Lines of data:
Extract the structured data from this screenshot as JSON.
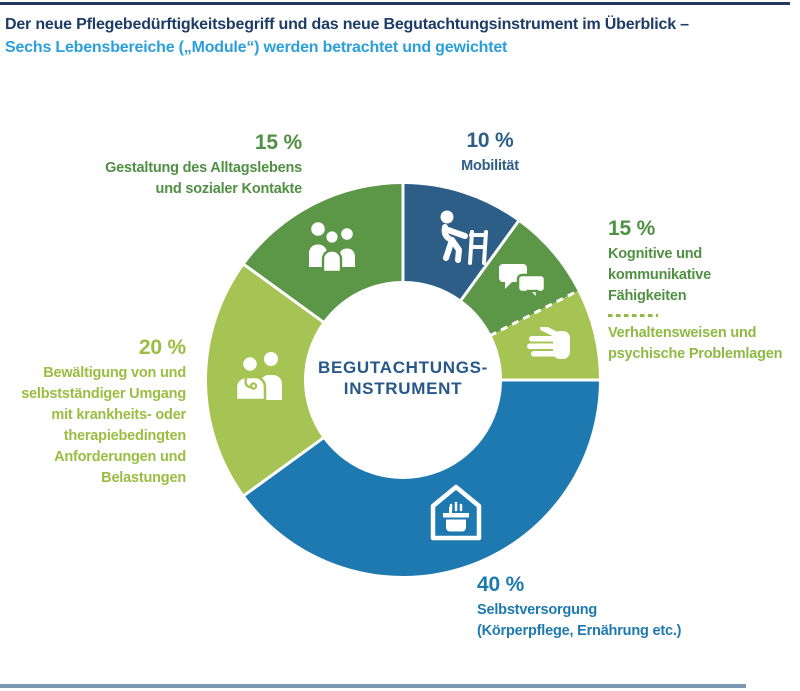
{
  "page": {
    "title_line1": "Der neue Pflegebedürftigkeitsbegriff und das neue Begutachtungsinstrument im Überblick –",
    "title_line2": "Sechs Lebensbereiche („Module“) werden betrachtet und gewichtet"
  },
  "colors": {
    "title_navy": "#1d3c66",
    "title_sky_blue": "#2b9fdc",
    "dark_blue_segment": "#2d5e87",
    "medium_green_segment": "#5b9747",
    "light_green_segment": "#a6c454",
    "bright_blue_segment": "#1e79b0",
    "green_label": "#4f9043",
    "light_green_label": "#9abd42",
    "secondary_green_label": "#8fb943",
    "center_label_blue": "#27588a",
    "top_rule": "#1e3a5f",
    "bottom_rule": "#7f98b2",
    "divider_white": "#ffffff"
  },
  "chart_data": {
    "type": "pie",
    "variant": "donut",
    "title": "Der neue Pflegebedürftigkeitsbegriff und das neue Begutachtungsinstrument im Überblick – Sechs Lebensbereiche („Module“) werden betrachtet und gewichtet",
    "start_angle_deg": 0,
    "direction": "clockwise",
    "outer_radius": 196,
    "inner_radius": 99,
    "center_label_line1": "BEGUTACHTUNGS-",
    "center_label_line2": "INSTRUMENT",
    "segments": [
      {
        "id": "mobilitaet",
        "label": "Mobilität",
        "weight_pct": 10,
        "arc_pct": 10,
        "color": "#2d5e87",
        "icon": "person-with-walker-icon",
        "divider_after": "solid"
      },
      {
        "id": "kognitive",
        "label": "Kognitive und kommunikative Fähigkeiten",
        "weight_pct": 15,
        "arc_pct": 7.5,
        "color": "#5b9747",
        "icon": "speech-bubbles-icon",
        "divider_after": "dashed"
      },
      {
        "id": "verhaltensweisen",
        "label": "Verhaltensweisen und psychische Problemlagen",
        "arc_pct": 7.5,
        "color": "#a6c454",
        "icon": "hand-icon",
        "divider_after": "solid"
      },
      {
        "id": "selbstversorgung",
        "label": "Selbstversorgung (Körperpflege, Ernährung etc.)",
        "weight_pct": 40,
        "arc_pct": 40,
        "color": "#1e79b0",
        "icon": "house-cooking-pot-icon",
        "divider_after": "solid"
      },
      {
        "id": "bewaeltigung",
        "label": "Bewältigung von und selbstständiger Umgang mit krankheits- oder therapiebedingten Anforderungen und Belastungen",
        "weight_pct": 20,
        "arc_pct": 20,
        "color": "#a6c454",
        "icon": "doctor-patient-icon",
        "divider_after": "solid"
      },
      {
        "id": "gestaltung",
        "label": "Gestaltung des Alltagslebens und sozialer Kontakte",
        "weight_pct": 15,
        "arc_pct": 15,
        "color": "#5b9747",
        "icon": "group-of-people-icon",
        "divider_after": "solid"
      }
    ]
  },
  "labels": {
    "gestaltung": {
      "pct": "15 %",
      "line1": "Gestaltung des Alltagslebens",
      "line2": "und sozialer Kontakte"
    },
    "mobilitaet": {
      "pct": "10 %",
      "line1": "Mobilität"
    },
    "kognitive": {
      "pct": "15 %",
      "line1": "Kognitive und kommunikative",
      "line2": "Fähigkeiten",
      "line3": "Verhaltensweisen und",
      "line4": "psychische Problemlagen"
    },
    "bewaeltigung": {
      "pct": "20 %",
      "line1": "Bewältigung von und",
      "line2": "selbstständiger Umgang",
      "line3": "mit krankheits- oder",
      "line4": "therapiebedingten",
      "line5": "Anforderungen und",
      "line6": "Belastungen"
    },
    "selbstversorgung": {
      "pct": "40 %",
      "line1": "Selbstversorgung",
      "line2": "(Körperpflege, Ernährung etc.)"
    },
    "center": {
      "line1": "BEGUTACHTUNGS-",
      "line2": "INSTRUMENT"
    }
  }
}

## WRITTEN INSTRUCTION
Find all lines where the word "sozialer" appears. Copy them.

## TASK ANSWER
        "label": "Gestaltung des Alltagslebens und sozialer Kontakte",
      "line2": "und sozialer Kontakte"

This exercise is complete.